For the material that follows, list every line containing the word "JSON".

A run of records
....
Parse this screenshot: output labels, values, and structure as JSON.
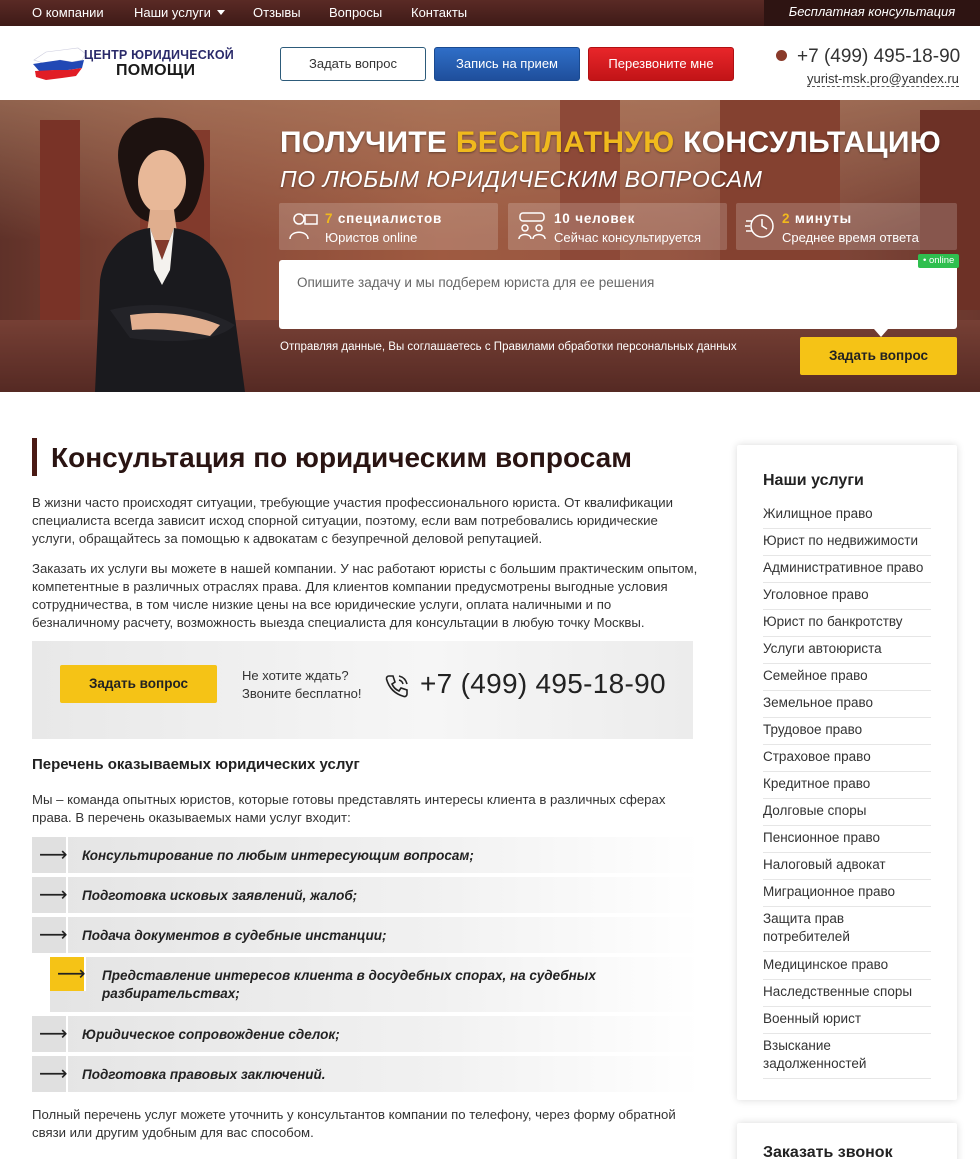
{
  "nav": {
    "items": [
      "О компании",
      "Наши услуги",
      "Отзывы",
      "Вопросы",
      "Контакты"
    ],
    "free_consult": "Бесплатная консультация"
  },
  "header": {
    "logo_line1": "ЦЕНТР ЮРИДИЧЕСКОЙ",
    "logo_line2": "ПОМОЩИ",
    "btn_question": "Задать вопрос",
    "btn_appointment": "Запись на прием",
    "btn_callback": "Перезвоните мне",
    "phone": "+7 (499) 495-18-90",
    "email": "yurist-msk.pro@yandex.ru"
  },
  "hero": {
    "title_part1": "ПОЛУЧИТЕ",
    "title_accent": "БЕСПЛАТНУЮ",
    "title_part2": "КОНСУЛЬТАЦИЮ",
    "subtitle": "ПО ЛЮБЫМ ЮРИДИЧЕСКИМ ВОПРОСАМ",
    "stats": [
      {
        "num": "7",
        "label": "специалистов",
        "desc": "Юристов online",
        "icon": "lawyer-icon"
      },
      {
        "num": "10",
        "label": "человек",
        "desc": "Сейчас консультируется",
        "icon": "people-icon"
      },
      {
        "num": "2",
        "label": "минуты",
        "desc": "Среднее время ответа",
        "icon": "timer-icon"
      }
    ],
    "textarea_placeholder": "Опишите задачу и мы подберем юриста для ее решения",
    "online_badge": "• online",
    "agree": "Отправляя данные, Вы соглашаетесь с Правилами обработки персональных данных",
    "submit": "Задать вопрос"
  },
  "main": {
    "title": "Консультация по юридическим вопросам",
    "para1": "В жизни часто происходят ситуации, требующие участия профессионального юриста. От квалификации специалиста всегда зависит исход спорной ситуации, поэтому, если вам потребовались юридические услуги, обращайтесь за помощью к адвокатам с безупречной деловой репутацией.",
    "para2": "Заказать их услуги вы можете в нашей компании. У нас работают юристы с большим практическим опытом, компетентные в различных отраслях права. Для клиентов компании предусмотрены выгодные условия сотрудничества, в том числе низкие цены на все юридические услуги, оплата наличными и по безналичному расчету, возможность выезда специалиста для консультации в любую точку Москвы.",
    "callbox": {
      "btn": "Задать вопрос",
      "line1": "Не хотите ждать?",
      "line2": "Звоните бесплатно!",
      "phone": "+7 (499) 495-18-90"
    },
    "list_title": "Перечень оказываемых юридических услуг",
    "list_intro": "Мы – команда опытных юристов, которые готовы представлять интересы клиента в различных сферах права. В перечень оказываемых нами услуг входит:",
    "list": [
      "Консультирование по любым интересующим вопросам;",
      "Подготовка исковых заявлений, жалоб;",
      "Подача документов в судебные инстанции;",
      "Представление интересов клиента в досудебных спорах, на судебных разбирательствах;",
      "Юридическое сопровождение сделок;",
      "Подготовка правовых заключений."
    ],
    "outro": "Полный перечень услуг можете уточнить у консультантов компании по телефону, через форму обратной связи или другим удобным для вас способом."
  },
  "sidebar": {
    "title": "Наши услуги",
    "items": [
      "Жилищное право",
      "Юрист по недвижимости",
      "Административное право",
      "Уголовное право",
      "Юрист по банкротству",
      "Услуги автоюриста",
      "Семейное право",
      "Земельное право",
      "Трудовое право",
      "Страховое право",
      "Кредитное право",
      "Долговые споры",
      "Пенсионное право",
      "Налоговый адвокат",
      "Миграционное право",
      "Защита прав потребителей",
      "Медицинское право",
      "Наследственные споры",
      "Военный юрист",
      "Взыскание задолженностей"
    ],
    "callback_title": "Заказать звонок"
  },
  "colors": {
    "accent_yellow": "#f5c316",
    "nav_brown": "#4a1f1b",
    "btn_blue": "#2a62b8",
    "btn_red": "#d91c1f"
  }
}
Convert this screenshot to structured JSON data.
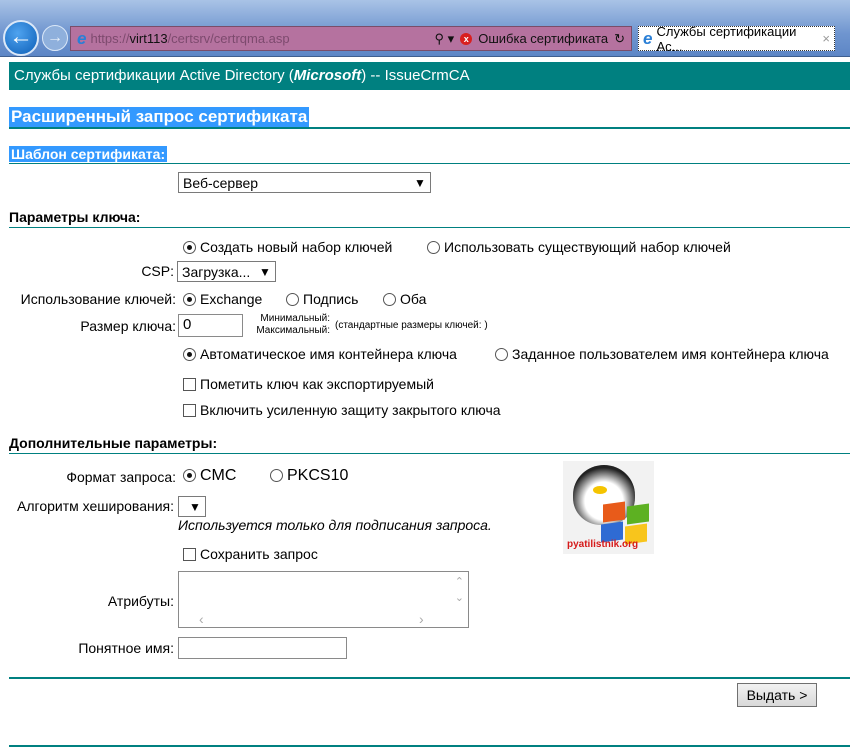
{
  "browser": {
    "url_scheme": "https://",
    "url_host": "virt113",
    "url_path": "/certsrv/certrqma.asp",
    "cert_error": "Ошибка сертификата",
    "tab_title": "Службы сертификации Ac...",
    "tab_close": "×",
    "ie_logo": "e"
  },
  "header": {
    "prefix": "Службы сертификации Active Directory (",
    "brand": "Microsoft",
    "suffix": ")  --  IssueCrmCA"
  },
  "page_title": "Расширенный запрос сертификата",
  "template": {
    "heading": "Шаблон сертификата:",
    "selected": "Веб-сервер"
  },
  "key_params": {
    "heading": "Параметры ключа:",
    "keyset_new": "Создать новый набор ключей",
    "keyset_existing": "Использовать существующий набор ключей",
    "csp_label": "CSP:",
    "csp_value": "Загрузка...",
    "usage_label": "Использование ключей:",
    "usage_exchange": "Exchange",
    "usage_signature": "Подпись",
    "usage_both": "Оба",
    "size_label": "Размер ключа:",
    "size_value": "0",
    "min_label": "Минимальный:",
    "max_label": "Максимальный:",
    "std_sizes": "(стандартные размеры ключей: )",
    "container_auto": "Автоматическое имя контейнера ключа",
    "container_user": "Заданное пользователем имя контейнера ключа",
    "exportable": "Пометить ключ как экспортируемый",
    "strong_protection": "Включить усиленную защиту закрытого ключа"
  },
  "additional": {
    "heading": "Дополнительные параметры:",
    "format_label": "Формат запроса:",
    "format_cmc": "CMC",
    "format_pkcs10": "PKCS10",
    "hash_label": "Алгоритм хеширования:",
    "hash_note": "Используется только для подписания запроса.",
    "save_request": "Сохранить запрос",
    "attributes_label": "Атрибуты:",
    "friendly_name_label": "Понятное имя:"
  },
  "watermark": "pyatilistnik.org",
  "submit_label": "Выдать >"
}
....
> _Result below_
Parse this screenshot: output labels, values, and structure as JSON.
Convert this screenshot to structured JSON data.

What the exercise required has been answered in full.